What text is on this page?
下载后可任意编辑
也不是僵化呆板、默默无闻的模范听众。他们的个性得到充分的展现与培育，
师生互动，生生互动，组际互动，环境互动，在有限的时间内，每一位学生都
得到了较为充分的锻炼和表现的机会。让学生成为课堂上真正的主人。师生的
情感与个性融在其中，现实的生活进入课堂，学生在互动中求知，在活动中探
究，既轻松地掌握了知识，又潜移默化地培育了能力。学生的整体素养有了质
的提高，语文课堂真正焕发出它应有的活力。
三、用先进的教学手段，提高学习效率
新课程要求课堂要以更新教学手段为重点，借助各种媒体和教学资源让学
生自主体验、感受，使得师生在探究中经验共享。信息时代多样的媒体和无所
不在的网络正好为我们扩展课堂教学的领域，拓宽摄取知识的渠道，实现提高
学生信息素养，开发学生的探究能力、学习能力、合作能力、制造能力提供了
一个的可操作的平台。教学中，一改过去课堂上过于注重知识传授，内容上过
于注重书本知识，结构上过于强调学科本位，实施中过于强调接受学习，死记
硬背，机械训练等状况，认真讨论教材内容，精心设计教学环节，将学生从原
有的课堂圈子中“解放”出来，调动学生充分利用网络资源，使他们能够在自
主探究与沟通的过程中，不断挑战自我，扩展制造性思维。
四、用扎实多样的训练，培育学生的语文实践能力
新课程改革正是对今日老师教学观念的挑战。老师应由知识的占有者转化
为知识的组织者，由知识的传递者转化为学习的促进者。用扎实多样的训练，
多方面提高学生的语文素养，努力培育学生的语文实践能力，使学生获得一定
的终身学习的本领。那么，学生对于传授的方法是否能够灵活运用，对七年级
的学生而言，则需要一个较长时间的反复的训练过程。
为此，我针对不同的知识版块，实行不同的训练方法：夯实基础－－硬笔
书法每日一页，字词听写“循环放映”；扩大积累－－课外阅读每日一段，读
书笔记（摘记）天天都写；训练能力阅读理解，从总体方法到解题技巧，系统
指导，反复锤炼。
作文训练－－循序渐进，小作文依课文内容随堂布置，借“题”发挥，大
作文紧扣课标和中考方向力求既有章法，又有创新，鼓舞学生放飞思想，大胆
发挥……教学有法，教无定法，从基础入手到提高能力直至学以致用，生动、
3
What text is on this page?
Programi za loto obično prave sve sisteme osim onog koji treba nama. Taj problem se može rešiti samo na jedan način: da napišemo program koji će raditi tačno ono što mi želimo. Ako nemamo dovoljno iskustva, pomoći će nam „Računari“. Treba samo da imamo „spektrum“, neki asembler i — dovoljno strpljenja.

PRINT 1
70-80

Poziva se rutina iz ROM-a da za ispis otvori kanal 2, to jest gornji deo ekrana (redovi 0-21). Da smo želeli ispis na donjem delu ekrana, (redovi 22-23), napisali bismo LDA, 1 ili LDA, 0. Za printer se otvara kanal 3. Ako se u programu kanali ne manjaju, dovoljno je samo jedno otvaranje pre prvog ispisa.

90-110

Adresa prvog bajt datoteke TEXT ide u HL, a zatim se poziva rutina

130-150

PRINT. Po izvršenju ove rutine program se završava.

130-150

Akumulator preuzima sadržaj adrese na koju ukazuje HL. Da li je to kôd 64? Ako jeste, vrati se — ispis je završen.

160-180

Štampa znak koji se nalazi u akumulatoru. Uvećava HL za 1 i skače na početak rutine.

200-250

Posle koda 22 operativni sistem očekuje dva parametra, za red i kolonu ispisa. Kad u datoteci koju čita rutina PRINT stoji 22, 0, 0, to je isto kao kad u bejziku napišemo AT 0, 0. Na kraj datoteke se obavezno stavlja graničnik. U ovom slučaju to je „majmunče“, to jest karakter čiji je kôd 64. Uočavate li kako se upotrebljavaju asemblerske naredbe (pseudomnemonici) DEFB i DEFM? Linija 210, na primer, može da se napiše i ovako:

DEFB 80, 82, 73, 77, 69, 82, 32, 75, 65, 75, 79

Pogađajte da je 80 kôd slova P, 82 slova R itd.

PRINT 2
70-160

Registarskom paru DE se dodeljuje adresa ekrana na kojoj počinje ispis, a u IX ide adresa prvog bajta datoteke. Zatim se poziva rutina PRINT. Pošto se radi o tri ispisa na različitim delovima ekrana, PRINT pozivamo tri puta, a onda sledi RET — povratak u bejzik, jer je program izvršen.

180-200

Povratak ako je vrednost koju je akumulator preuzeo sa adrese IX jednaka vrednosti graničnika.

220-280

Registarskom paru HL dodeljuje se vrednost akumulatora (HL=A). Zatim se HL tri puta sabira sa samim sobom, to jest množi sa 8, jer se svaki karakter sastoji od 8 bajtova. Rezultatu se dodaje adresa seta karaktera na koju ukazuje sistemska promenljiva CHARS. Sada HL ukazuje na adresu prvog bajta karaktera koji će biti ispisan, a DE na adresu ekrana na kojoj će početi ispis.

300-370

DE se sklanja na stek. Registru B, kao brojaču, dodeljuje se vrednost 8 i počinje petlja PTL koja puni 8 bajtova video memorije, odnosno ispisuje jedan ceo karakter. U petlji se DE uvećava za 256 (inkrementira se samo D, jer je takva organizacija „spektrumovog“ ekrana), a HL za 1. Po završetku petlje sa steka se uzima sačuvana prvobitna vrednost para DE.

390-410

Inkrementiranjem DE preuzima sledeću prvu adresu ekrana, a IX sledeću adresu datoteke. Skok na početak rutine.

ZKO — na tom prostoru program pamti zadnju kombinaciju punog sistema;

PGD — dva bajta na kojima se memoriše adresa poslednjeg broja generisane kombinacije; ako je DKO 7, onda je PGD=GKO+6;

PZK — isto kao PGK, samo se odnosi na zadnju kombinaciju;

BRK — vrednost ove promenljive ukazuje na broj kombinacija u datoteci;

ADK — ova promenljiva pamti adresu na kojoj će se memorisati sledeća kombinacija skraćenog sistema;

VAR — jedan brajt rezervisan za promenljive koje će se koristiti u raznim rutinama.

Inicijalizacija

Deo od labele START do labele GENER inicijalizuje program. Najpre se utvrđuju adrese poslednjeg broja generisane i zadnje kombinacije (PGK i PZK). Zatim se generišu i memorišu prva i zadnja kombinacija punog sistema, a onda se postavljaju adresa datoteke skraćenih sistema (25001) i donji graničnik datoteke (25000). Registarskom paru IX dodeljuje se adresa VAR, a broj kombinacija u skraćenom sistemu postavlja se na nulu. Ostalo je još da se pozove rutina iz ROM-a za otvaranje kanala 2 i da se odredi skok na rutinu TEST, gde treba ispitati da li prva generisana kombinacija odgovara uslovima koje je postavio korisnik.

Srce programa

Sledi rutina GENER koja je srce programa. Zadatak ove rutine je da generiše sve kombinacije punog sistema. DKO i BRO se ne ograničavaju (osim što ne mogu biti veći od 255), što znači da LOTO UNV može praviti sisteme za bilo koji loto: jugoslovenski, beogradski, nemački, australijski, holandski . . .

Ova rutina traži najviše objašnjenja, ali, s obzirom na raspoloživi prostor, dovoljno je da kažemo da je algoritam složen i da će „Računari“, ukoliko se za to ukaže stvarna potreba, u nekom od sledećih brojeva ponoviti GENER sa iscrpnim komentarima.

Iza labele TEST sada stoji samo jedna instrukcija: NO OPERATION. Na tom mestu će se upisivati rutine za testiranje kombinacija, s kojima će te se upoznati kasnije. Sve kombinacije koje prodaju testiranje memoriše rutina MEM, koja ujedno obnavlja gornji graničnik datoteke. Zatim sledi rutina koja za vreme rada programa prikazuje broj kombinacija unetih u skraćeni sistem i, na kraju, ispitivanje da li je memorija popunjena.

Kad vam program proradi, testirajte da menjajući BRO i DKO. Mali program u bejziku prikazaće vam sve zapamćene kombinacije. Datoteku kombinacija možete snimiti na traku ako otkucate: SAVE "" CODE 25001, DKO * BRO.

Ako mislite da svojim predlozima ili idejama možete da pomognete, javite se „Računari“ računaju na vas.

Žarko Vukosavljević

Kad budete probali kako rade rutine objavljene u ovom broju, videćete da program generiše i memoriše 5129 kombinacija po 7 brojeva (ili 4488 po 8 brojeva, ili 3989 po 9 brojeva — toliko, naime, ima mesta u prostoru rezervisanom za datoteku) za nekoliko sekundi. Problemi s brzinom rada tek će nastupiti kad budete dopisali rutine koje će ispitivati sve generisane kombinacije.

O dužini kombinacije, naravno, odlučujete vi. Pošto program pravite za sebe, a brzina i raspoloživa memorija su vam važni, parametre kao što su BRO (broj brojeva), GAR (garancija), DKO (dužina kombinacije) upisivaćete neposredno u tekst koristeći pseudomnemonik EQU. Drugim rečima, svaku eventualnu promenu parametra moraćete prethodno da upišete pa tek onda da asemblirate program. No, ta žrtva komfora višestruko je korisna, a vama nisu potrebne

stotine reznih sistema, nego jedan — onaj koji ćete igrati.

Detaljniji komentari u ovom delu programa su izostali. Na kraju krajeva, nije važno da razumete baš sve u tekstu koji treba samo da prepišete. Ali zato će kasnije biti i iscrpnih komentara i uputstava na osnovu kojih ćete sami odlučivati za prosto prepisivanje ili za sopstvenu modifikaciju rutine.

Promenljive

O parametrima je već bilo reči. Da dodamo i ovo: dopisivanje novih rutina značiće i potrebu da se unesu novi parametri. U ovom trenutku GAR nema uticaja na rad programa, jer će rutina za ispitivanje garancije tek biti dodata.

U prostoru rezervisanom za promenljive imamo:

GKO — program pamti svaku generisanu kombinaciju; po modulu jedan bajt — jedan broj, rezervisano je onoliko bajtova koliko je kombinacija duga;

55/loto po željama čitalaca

::::

Your goal:
List each line of the records that holds the string "rezervisanom".

Complete output:
Kad budete probali kako rade rutine objavljene u ovom broju, videćete da program generiše i memoriše 5129 kombinacija po 7 brojeva (ili 4488 po 8 brojeva, ili 3989 po 9 brojeva — toliko, naime, ima mesta u prostoru rezervisanom za datoteku) za nekoliko sekundi. Problemi s brzinom rada tek će nastupiti kad budete dopisali rutine koje će ispitivati sve generisane kombinacije.
U prostoru rezervisanom za promenljive imamo:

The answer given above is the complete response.